[Text Boundary: Start]

Third single "Edge of the Ocean" was also released on July 10, 2001, in the US. Compared to their previous work, the single was both a critical and commercial success, appearing in several television series and films, and peaking at No. 160 on the UK Singles Chart. Its accompanying music video became Ivy's most-watched clip on the video-sharing website YouTube.

== Critical reception ==

Long Distance received positive reviews upon release. At Metacritic, which assigns a normalized rating out of 100 to reviews from mainstream critics, the album received an average score of 68, based on nine reviews. Jonathan Cohen of Billboard commented that "Durand's sensual vocals are beguiling as ever" and favored singles "Disappointed" and "Edge of the Ocean". A critic from Resonance magazine praised the album for "stay[ing] true to the belief that guitar pop can have cool, utopian sounds without bringing in a truckload of keyboards and sequencers". A Launch.com reviewer stated that "no one else stateside is currently making pop quite this lush and lovely," but disapproved of the track "Undertow" for being "short of perfection". One of E! Online's music critics declared "Lucy Doesn't Love You" a summer anthem and predicted that Long Distance would increase Ivy's popularity.

[Text Boundary: End]
[Supplied information Boundary: Start]

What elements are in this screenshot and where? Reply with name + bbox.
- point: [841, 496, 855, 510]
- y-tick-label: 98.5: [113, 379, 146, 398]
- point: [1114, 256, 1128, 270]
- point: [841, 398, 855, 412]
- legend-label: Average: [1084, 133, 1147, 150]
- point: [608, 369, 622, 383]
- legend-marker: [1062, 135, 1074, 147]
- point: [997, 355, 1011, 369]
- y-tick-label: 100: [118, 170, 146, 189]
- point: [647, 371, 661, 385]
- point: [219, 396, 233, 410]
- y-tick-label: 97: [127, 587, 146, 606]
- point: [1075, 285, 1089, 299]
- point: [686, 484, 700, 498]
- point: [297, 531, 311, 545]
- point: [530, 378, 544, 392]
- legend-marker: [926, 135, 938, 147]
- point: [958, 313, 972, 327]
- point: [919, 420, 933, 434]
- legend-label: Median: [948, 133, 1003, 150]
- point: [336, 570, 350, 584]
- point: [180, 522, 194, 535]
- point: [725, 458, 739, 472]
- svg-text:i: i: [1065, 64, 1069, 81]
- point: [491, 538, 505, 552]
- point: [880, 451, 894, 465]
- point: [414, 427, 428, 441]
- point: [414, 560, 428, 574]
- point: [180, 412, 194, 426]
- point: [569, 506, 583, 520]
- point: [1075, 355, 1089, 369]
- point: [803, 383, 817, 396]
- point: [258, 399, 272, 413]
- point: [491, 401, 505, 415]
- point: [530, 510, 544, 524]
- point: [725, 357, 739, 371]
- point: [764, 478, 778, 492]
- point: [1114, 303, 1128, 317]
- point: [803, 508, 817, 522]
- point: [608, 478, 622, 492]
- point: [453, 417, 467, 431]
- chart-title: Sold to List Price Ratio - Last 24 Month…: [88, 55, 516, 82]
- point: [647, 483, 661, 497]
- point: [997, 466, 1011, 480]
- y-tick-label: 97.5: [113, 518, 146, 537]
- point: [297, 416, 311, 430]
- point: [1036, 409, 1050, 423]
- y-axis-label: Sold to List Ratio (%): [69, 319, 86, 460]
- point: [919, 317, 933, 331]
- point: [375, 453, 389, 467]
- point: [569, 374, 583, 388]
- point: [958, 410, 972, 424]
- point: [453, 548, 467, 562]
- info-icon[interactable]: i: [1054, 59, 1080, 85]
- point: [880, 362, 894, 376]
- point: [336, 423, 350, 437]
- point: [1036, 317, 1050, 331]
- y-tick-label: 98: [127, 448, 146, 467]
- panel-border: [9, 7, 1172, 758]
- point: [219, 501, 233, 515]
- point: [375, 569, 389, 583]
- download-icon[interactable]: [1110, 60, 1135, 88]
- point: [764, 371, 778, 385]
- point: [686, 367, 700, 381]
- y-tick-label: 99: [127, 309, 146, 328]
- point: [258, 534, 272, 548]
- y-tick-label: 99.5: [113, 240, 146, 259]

[Supplied information Boundary: End]

**Task item A:**
Repeat the Long Distance text word for word, between "Long Distance received" and "increase Ivy's popularity.", inclusive.
**Task item B:**
In the Long Distance text, what average score did the album receive at Metacritic, and from how many reviews?

**Exercise output A:**
Long Distance received positive reviews upon release. At Metacritic, which assigns a normalized rating out of 100 to reviews from mainstream critics, the album received an average score of 68, based on nine reviews. Jonathan Cohen of Billboard commented that "Durand's sensual vocals are beguiling as ever" and favored singles "Disappointed" and "Edge of the Ocean". A critic from Resonance magazine praised the album for "stay[ing] true to the belief that guitar pop can have cool, utopian sounds without bringing in a truckload of keyboards and sequencers". A Launch.com reviewer stated that "no one else stateside is currently making pop quite this lush and lovely," but disapproved of the track "Undertow" for being "short of perfection". One of E! Online's music critics declared "Lucy Doesn't Love You" a summer anthem and predicted that Long Distance would increase Ivy's popularity.

**Exercise output B:**
An average score of 68, based on nine reviews.